Every line that contains the word "name" should be copied.

━━━━━ Input records

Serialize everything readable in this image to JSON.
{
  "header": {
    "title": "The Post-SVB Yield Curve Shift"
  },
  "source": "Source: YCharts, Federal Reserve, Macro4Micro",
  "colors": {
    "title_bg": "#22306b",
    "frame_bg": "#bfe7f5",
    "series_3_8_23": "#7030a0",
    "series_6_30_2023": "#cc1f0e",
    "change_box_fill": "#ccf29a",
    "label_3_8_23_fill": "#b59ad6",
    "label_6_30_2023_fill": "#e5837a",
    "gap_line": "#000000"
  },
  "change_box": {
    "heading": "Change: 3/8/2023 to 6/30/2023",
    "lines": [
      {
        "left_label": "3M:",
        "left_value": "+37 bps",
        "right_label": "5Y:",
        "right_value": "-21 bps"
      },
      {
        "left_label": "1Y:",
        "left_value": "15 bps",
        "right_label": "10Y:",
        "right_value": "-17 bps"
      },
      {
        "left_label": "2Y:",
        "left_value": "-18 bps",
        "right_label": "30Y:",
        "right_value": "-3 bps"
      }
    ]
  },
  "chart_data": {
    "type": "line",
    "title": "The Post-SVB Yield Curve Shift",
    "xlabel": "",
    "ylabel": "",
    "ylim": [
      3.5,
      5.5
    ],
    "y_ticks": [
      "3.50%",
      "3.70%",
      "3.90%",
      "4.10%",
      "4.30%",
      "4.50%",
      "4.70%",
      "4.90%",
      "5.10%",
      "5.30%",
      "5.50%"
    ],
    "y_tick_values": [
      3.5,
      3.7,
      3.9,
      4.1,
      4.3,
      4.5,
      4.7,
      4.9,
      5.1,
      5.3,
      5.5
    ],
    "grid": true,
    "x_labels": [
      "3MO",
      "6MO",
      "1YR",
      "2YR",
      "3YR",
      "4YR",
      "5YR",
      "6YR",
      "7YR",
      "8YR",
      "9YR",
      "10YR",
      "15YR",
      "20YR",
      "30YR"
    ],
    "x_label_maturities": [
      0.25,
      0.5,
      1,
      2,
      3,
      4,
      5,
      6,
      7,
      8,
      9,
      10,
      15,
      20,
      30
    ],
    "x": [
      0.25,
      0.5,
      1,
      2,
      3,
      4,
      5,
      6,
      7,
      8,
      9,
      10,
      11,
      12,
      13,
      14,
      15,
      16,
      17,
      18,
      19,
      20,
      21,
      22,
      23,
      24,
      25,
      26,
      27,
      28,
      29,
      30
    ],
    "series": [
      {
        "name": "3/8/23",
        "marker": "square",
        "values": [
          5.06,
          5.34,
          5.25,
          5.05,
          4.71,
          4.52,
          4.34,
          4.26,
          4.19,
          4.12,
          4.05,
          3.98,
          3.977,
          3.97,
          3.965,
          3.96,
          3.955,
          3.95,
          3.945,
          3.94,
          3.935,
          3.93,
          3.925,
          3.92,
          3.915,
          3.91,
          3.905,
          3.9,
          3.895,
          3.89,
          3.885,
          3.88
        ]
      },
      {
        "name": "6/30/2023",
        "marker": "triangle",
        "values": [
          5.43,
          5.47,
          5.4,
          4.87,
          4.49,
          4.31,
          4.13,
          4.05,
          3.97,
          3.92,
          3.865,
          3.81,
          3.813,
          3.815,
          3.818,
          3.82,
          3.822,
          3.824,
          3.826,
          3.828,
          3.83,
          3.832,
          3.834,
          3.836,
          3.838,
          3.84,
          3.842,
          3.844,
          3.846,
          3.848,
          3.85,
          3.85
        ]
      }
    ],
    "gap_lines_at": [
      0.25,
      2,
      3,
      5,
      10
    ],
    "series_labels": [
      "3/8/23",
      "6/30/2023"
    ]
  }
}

━━━━━━━━━━
━━━━━ Input records

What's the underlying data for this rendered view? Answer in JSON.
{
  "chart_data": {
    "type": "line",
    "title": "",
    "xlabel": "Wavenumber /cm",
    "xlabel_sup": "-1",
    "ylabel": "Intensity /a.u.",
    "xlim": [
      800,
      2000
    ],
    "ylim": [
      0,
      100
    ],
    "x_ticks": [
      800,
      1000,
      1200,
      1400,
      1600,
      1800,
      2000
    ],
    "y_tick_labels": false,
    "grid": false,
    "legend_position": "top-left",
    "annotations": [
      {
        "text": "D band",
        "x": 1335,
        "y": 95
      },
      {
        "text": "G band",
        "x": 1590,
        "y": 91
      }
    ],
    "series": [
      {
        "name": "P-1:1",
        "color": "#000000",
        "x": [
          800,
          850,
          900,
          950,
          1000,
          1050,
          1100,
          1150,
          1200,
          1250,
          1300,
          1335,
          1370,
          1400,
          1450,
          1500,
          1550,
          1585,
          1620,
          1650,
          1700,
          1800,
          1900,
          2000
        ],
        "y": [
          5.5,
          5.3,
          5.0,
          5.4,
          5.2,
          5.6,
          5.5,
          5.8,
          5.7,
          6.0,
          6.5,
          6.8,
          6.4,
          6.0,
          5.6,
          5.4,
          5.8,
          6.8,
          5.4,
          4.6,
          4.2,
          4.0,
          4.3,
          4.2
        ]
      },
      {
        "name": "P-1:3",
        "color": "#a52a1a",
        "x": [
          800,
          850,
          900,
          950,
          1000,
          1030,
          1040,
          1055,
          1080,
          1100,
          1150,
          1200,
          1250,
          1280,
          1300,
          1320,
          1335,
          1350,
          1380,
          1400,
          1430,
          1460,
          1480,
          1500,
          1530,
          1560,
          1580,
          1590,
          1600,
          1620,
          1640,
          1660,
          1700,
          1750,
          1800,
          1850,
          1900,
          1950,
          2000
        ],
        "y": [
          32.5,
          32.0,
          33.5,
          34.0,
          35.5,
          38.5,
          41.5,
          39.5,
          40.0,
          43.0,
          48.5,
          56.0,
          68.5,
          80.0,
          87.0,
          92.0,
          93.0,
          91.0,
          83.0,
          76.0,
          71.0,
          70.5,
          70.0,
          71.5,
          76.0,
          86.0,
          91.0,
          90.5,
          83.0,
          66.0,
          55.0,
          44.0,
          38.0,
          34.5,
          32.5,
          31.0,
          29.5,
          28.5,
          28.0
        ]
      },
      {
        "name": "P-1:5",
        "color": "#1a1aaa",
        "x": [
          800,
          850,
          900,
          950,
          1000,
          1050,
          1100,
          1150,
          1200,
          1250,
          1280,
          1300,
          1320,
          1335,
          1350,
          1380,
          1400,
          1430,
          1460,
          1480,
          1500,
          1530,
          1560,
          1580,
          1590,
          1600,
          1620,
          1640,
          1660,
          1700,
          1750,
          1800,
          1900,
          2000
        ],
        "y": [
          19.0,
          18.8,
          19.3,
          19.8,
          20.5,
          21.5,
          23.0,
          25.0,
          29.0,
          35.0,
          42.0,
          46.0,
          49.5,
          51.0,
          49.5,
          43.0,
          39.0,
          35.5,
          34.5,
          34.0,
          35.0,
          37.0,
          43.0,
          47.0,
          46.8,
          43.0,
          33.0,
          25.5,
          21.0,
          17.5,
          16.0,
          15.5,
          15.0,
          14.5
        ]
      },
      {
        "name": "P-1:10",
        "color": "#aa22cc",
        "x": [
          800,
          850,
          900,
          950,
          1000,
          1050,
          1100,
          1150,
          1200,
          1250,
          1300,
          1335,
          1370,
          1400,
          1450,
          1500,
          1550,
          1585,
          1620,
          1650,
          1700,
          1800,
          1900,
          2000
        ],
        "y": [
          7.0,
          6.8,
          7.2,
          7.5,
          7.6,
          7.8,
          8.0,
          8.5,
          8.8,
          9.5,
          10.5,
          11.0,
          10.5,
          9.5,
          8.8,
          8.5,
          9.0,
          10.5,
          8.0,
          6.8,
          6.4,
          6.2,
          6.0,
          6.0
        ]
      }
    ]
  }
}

━━━━━━━━━━

Response for this exercise.
        "name": "3/8/23",
        "name": "6/30/2023",
        "name": "P-1:1",
        "name": "P-1:3",
        "name": "P-1:5",
        "name": "P-1:10",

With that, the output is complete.